**TASK TO COMPLETE**:
Wherever "giving" appears in a line, list that line.

**INFORMATION SHOWN**:
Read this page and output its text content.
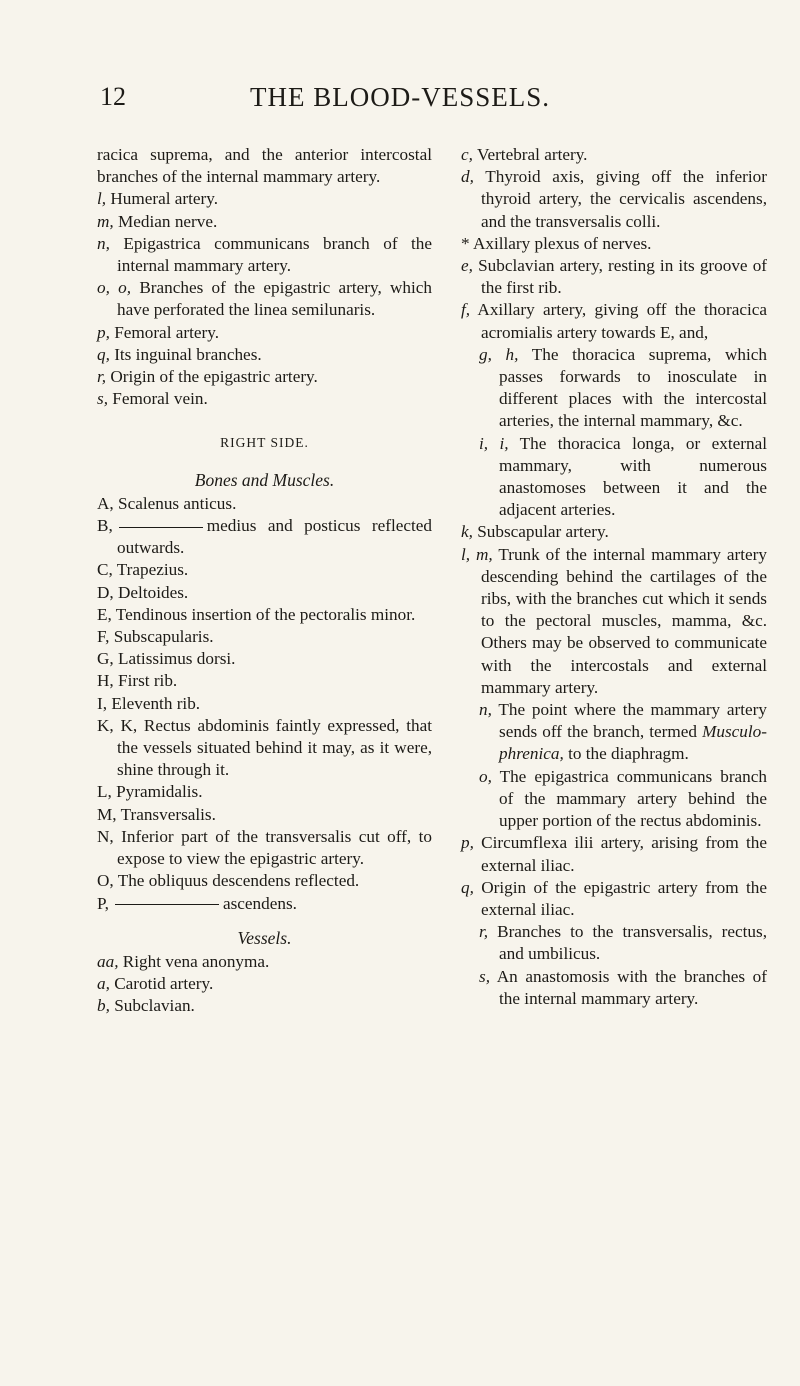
12	THE BLOOD-VESSELS.
racica suprema, and the anterior intercostal branches of the internal mammary artery.
l, Humeral artery.
m, Median nerve.
n, Epigastrica communicans branch of the internal mammary artery.
o, o, Branches of the epigastric artery, which have perforated the linea semilunaris.
p, Femoral artery.
q, Its inguinal branches.
r, Origin of the epigastric artery.
s, Femoral vein.
RIGHT SIDE.
Bones and Muscles.
A, Scalenus anticus.
B,	medius and posticus reflected outwards.
C, Trapezius.
D, Deltoides.
E, Tendinous insertion of the pectoralis minor.
F, Subscapularis.
G, Latissimus dorsi.
H, First rib.
I, Eleventh rib.
K, K, Rectus abdominis faintly expressed, that the vessels situated behind it may, as it were, shine through it.
L, Pyramidalis.
M, Transversalis.
N, Inferior part of the transversalis cut off, to expose to view the epigastric artery.
O, The obliquus descendens reflected.
P,	ascendens.
Vessels.
aa, Right vena anonyma.
a, Carotid artery.
b, Subclavian.
c, Vertebral artery.
d, Thyroid axis, giving off the inferior thyroid artery, the cervicalis ascendens, and the transversalis colli.
* Axillary plexus of nerves.
e, Subclavian artery, resting in its groove of the first rib.
f, Axillary artery, giving off the thoracica acromialis artery towards E, and,
g, h, The thoracica suprema, which passes forwards to inosculate in different places with the intercostal arteries, the internal mammary, &c.
i, i, The thoracica longa, or external mammary, with numerous anastomoses between it and the adjacent arteries.
k, Subscapular artery.
l, m, Trunk of the internal mammary artery descending behind the cartilages of the ribs, with the branches cut which it sends to the pectoral muscles, mamma, &c. Others may be observed to communicate with the intercostals and external mammary artery.
n, The point where the mammary artery sends off the branch, termed Musculo-phrenica, to the diaphragm.
o, The epigastrica communicans branch of the mammary artery behind the upper portion of the rectus abdominis.
p, Circumflexa ilii artery, arising from the external iliac.
q, Origin of the epigastric artery from the external iliac.
r, Branches to the transversalis, rectus, and umbilicus.
s, An anastomosis with the branches of the internal mammary artery.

**WRITTEN RESPONSE**:
d, Thyroid axis, giving off the inferior thyroid artery, the cervicalis ascendens, and the transversalis colli.
f, Axillary artery, giving off the thoracica acromialis artery towards E, and,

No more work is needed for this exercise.